***** Source material

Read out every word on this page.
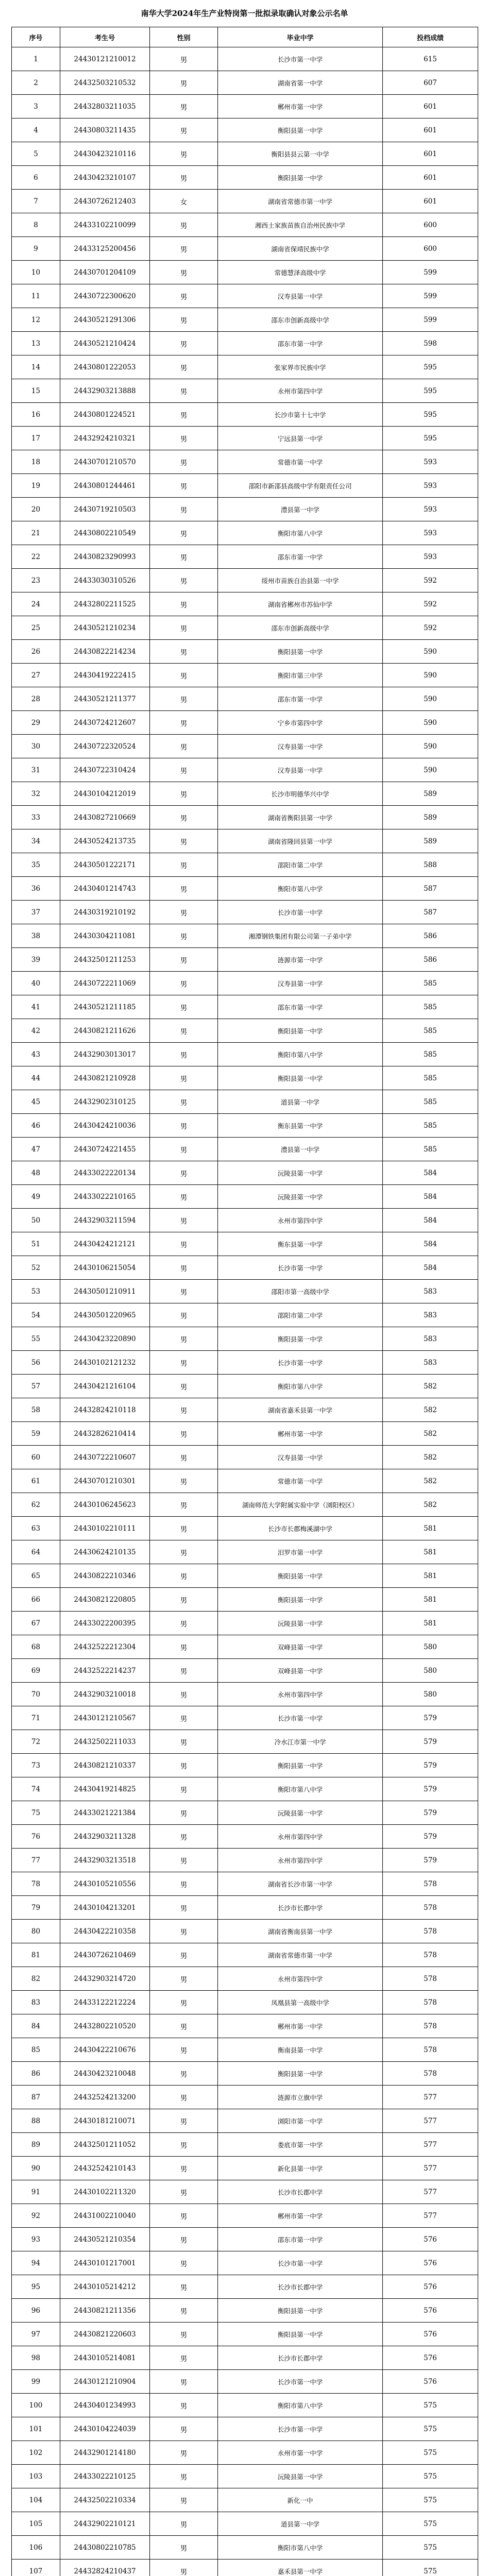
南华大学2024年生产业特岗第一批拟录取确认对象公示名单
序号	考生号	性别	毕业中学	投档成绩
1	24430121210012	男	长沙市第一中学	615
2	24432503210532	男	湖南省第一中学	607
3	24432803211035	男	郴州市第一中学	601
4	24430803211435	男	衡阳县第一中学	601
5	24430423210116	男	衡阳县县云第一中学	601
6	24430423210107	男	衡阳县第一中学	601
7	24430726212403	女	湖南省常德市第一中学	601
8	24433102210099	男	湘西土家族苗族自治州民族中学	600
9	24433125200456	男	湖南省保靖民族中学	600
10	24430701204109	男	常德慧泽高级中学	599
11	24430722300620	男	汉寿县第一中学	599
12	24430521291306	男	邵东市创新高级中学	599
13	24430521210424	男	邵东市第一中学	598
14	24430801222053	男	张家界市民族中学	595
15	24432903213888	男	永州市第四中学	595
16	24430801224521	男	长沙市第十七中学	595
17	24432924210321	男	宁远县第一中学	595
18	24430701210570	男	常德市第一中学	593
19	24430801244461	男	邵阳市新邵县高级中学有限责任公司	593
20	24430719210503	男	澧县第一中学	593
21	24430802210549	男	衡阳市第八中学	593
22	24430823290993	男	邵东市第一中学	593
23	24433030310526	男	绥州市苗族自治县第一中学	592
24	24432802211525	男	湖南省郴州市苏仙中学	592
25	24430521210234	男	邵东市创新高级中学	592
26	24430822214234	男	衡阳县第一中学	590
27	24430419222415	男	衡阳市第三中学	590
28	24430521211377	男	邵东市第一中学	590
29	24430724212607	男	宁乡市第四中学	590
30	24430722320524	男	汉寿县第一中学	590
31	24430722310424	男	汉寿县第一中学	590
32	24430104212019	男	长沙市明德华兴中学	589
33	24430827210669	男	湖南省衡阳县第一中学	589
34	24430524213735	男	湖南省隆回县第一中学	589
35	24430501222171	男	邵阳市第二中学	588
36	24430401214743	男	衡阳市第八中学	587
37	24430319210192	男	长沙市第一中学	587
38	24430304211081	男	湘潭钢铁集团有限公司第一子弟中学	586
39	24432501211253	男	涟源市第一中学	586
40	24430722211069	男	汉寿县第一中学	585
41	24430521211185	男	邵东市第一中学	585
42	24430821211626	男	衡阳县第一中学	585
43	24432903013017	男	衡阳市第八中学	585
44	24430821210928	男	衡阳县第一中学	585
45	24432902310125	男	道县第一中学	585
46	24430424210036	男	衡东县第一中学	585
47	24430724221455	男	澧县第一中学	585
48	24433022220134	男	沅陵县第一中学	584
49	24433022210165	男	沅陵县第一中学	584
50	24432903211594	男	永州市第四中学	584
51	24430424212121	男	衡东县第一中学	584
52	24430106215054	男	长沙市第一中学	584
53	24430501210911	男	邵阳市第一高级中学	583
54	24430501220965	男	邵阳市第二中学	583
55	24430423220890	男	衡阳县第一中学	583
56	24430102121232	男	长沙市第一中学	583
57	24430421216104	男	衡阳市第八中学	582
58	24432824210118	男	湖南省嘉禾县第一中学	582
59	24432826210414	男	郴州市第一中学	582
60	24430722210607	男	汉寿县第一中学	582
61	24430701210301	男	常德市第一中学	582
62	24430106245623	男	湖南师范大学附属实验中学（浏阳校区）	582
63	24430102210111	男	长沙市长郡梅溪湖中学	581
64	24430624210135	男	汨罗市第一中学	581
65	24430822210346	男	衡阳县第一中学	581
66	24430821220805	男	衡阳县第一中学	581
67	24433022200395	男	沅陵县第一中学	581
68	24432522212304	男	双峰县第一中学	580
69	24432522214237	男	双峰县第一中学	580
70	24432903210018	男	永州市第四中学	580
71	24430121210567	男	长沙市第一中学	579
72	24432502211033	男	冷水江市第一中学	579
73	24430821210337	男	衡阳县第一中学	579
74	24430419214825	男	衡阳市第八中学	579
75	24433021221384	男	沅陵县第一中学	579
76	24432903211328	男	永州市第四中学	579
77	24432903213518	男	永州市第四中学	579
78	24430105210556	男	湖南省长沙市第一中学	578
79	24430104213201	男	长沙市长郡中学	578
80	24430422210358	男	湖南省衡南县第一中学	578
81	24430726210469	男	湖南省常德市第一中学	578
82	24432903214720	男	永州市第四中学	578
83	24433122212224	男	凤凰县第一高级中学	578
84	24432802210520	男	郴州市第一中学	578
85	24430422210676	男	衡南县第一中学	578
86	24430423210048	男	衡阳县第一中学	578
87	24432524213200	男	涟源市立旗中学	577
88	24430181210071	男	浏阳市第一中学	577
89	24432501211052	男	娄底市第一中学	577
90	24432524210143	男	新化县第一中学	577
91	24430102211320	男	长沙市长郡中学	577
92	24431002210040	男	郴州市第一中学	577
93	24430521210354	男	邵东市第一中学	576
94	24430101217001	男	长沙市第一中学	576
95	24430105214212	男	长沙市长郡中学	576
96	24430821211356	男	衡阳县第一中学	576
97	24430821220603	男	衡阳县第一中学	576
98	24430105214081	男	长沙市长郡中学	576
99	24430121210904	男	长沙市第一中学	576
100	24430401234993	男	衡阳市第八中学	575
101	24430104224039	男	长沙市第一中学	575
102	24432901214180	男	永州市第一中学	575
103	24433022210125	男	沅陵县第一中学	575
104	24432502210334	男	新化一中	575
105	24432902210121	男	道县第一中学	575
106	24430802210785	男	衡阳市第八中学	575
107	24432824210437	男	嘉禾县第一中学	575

**********

Objective:
Pick out lines containing the word "长沙市长郡中学", each one as written.

Reply to the exercise:
79	24430104213201	男	长沙市长郡中学	578
91	24430102211320	男	长沙市长郡中学	577
95	24430105214212	男	长沙市长郡中学	576
98	24430105214081	男	长沙市长郡中学	576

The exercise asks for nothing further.